> **Extracted records**
* * * * * * *
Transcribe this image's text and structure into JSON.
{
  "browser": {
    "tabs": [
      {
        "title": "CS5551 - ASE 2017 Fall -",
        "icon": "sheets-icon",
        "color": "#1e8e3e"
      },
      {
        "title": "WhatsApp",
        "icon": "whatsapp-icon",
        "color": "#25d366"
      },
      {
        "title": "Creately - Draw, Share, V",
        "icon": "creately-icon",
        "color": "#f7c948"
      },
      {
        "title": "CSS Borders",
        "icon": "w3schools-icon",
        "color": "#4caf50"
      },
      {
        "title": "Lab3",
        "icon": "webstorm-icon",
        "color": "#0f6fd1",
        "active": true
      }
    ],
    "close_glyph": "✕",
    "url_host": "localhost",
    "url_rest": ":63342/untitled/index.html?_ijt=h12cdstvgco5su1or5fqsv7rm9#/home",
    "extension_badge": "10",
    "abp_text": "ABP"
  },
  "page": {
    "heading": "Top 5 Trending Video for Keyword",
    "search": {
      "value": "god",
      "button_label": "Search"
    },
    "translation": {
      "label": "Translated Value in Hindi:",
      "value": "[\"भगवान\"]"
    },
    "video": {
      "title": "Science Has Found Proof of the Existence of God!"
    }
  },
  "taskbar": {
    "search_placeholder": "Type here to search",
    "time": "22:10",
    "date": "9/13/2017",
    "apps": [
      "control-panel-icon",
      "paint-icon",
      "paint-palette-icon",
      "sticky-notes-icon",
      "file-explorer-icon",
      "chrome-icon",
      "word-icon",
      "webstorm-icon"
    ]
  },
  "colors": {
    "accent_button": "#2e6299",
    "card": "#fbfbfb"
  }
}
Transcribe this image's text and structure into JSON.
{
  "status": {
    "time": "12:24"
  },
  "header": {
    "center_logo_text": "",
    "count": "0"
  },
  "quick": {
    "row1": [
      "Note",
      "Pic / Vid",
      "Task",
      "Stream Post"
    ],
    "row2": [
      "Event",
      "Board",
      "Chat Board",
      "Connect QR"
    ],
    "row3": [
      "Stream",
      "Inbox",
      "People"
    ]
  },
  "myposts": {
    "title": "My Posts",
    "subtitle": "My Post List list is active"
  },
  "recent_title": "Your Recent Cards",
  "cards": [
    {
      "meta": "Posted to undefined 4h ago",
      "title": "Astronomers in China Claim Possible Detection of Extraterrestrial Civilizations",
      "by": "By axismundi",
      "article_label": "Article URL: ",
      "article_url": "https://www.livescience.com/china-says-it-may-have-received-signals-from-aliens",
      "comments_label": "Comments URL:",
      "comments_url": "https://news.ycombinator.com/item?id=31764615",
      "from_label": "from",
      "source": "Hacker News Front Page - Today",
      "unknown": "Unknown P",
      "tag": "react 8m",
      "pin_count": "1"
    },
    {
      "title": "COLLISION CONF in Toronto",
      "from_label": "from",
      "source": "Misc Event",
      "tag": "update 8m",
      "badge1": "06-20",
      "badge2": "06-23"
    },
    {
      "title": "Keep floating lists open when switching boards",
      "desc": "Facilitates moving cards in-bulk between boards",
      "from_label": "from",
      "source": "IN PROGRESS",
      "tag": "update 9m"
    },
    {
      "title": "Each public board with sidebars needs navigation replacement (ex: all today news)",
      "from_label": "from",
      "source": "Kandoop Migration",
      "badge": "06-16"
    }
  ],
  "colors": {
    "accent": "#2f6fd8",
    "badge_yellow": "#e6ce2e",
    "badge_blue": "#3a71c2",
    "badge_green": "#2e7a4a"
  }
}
* * * * * * *
> **STATED PROBLEM**
All of the data shown above must be copied exactly.

> **EXPECTED ANSWER**
Transcribe this image's text and structure into JSON.
{
  "browser": {
    "tabs": [
      {
        "title": "CS5551 - ASE 2017 Fall -",
        "icon": "sheets-icon",
        "color": "#1e8e3e"
      },
      {
        "title": "WhatsApp",
        "icon": "whatsapp-icon",
        "color": "#25d366"
      },
      {
        "title": "Creately - Draw, Share, V",
        "icon": "creately-icon",
        "color": "#f7c948"
      },
      {
        "title": "CSS Borders",
        "icon": "w3schools-icon",
        "color": "#4caf50"
      },
      {
        "title": "Lab3",
        "icon": "webstorm-icon",
        "color": "#0f6fd1",
        "active": true
      }
    ],
    "close_glyph": "✕",
    "url_host": "localhost",
    "url_rest": ":63342/untitled/index.html?_ijt=h12cdstvgco5su1or5fqsv7rm9#/home",
    "extension_badge": "10",
    "abp_text": "ABP"
  },
  "page": {
    "heading": "Top 5 Trending Video for Keyword",
    "search": {
      "value": "god",
      "button_label": "Search"
    },
    "translation": {
      "label": "Translated Value in Hindi:",
      "value": "[\"भगवान\"]"
    },
    "video": {
      "title": "Science Has Found Proof of the Existence of God!"
    }
  },
  "taskbar": {
    "search_placeholder": "Type here to search",
    "time": "22:10",
    "date": "9/13/2017",
    "apps": [
      "control-panel-icon",
      "paint-icon",
      "paint-palette-icon",
      "sticky-notes-icon",
      "file-explorer-icon",
      "chrome-icon",
      "word-icon",
      "webstorm-icon"
    ]
  },
  "colors": {
    "accent_button": "#2e6299",
    "card": "#fbfbfb"
  }
}
Transcribe this image's text and structure into JSON.
{
  "status": {
    "time": "12:24"
  },
  "header": {
    "center_logo_text": "",
    "count": "0"
  },
  "quick": {
    "row1": [
      "Note",
      "Pic / Vid",
      "Task",
      "Stream Post"
    ],
    "row2": [
      "Event",
      "Board",
      "Chat Board",
      "Connect QR"
    ],
    "row3": [
      "Stream",
      "Inbox",
      "People"
    ]
  },
  "myposts": {
    "title": "My Posts",
    "subtitle": "My Post List list is active"
  },
  "recent_title": "Your Recent Cards",
  "cards": [
    {
      "meta": "Posted to undefined 4h ago",
      "title": "Astronomers in China Claim Possible Detection of Extraterrestrial Civilizations",
      "by": "By axismundi",
      "article_label": "Article URL: ",
      "article_url": "https://www.livescience.com/china-says-it-may-have-received-signals-from-aliens",
      "comments_label": "Comments URL:",
      "comments_url": "https://news.ycombinator.com/item?id=31764615",
      "from_label": "from",
      "source": "Hacker News Front Page - Today",
      "unknown": "Unknown P",
      "tag": "react 8m",
      "pin_count": "1"
    },
    {
      "title": "COLLISION CONF in Toronto",
      "from_label": "from",
      "source": "Misc Event",
      "tag": "update 8m",
      "badge1": "06-20",
      "badge2": "06-23"
    },
    {
      "title": "Keep floating lists open when switching boards",
      "desc": "Facilitates moving cards in-bulk between boards",
      "from_label": "from",
      "source": "IN PROGRESS",
      "tag": "update 9m"
    },
    {
      "title": "Each public board with sidebars needs navigation replacement (ex: all today news)",
      "from_label": "from",
      "source": "Kandoop Migration",
      "badge": "06-16"
    }
  ],
  "colors": {
    "accent": "#2f6fd8",
    "badge_yellow": "#e6ce2e",
    "badge_blue": "#3a71c2",
    "badge_green": "#2e7a4a"
  }
}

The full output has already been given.